Saved data entries
(begin)

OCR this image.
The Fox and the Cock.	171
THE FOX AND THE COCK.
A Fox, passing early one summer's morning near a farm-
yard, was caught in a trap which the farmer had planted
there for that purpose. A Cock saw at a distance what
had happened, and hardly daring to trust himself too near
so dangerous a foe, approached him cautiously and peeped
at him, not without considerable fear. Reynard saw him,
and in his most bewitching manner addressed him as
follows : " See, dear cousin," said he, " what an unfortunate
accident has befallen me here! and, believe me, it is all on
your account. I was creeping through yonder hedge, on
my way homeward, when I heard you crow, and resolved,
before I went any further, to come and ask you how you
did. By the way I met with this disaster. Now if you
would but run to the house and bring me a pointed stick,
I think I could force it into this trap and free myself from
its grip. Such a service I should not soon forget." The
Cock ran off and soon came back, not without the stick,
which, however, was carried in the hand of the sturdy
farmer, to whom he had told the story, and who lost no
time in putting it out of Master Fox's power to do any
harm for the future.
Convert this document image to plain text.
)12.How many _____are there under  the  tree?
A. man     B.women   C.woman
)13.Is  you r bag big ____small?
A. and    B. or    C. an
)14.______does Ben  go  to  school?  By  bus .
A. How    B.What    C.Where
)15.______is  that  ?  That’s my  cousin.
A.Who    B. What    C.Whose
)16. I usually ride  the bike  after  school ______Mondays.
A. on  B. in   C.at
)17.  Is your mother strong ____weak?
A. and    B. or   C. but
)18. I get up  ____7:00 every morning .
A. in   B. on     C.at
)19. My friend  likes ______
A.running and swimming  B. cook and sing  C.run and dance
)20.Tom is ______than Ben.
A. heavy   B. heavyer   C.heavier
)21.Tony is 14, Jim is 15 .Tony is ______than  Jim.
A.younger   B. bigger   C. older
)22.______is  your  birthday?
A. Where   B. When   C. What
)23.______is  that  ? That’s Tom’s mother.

(end)
(begin)

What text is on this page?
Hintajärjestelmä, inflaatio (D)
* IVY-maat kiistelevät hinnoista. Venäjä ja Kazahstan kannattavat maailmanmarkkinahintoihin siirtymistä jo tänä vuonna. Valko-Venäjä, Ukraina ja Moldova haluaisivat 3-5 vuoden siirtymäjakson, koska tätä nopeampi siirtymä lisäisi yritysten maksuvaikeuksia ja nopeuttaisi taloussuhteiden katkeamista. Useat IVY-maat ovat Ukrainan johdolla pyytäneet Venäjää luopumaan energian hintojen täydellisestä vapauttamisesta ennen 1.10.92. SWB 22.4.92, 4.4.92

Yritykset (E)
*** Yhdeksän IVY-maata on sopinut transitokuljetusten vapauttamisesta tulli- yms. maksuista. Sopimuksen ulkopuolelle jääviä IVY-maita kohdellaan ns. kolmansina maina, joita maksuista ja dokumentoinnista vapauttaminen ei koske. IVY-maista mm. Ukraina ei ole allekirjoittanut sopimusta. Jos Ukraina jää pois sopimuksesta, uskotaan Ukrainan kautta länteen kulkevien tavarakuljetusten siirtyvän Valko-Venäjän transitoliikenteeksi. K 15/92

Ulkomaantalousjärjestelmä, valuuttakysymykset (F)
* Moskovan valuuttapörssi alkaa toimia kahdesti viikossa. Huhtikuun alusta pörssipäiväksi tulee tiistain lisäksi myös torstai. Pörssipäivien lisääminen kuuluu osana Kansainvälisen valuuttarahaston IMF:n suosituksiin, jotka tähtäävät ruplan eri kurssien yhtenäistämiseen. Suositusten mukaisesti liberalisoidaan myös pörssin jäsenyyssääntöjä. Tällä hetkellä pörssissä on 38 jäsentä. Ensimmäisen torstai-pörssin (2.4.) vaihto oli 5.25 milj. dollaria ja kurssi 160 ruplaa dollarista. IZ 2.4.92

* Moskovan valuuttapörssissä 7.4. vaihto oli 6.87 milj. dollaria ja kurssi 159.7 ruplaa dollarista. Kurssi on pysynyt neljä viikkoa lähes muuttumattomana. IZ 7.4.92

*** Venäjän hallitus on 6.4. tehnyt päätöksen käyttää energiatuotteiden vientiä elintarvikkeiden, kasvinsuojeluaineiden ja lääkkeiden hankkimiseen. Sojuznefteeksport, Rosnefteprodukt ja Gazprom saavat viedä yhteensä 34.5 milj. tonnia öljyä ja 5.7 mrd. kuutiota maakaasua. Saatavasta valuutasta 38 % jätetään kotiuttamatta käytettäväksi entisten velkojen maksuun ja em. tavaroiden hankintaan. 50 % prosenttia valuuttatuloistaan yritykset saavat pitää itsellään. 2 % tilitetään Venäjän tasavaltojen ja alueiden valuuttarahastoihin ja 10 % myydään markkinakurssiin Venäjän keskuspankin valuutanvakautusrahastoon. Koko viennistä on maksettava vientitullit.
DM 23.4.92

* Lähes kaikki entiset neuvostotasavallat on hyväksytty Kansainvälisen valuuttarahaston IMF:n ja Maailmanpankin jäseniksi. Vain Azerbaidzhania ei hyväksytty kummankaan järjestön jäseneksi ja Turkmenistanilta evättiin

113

(end)
(begin)

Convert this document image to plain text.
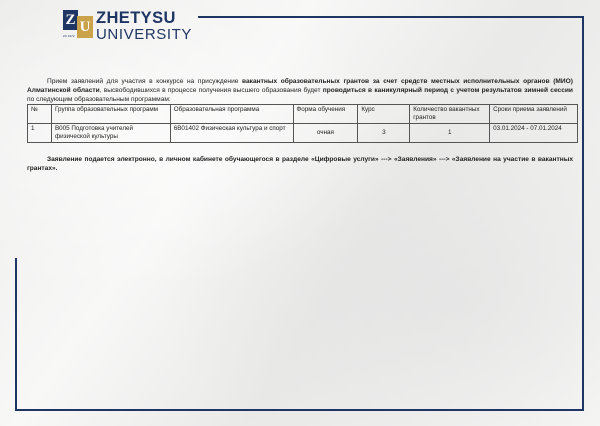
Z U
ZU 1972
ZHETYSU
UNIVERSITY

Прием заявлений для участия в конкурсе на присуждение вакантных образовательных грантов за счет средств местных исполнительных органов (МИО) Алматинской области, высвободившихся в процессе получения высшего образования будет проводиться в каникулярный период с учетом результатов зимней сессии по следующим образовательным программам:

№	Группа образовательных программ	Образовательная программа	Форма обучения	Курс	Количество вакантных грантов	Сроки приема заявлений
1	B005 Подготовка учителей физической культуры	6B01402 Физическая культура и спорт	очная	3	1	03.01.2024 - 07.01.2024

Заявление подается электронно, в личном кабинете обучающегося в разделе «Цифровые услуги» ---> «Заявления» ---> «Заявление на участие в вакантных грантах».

(end)

AIM OF THE EXERCISE: Show every line above in which the word "stick" occurs.

RESULT FOR THIS TASK:
would but run to the house and bring me a pointed stick,
Cock ran off and soon came back, not without the stick,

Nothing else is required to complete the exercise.